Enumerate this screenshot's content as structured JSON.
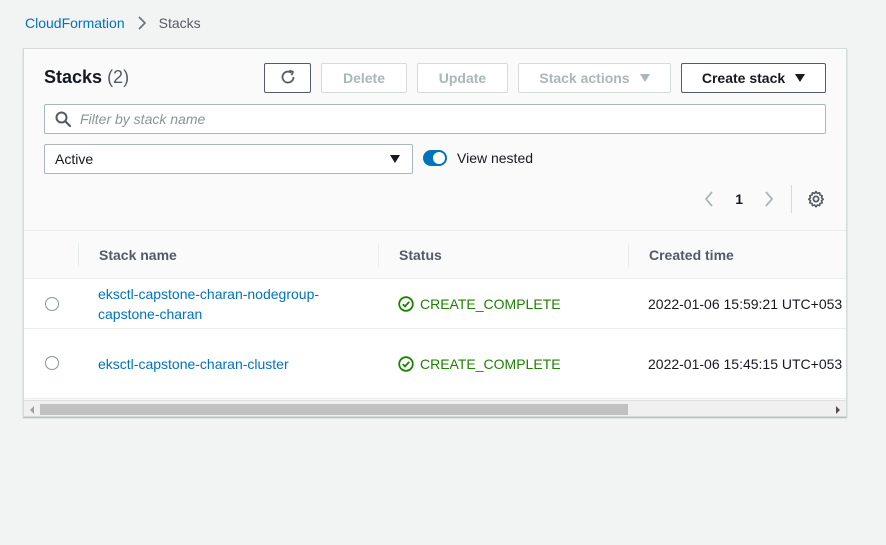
{
  "breadcrumb": {
    "root": "CloudFormation",
    "current": "Stacks"
  },
  "header": {
    "title": "Stacks",
    "count": "(2)"
  },
  "toolbar": {
    "refresh_icon": "refresh-icon",
    "delete_label": "Delete",
    "update_label": "Update",
    "stack_actions_label": "Stack actions",
    "create_stack_label": "Create stack"
  },
  "filter": {
    "placeholder": "Filter by stack name",
    "value": ""
  },
  "status_select": {
    "value": "Active"
  },
  "view_nested": {
    "label": "View nested",
    "checked": true
  },
  "pagination": {
    "current_page": "1"
  },
  "table": {
    "columns": [
      "Stack name",
      "Status",
      "Created time"
    ],
    "rows": [
      {
        "name_line1": "eksctl-capstone-charan-nodegroup-",
        "name_line2": "capstone-charan",
        "status": "CREATE_COMPLETE",
        "created": "2022-01-06 15:59:21 UTC+053"
      },
      {
        "name_line1": "eksctl-capstone-charan-cluster",
        "name_line2": "",
        "status": "CREATE_COMPLETE",
        "created": "2022-01-06 15:45:15 UTC+053"
      }
    ]
  },
  "colors": {
    "link": "#0073bb",
    "success": "#1d8102",
    "toggle_on": "#0073bb"
  }
}
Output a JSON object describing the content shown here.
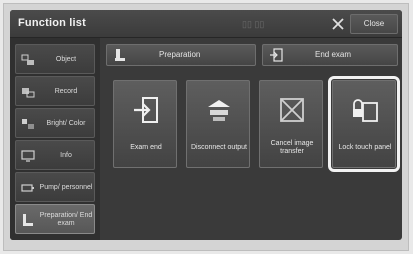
{
  "window": {
    "title": "Function list",
    "title_glyphs": "▯▯ ▯▯",
    "close_label": "Close",
    "close_icon": "x-icon"
  },
  "sidebar": {
    "items": [
      {
        "label": "Object",
        "icon": "object-icon",
        "active": false
      },
      {
        "label": "Record",
        "icon": "record-icon",
        "active": false
      },
      {
        "label": "Bright/ Color",
        "icon": "brightness-icon",
        "active": false
      },
      {
        "label": "Info",
        "icon": "monitor-icon",
        "active": false
      },
      {
        "label": "Pump/ personnel",
        "icon": "pump-icon",
        "active": false
      },
      {
        "label": "Preparation/ End exam",
        "icon": "preparation-icon",
        "active": true
      }
    ]
  },
  "toolbar": {
    "preparation_label": "Preparation",
    "end_exam_label": "End exam"
  },
  "tiles": [
    {
      "label": "Exam end",
      "icon": "exit-door-icon",
      "highlighted": false
    },
    {
      "label": "Disconnect output",
      "icon": "disconnect-icon",
      "highlighted": false
    },
    {
      "label": "Cancel image transfer",
      "icon": "cancel-transfer-icon",
      "highlighted": false
    },
    {
      "label": "Lock touch panel",
      "icon": "lock-touch-icon",
      "highlighted": true
    }
  ],
  "colors": {
    "screen_bg": "#3a3a3a",
    "button_bg": "#4a4a4a",
    "text": "#e8e8e8",
    "highlight_outline": "#f2f2f2"
  }
}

Goal of the exercise:
Lines containing the word "capstone" must all be returned from the material above.

Task output:
        "name_line1": "eksctl-capstone-charan-nodegroup-",
        "name_line2": "capstone-charan",
        "name_line1": "eksctl-capstone-charan-cluster",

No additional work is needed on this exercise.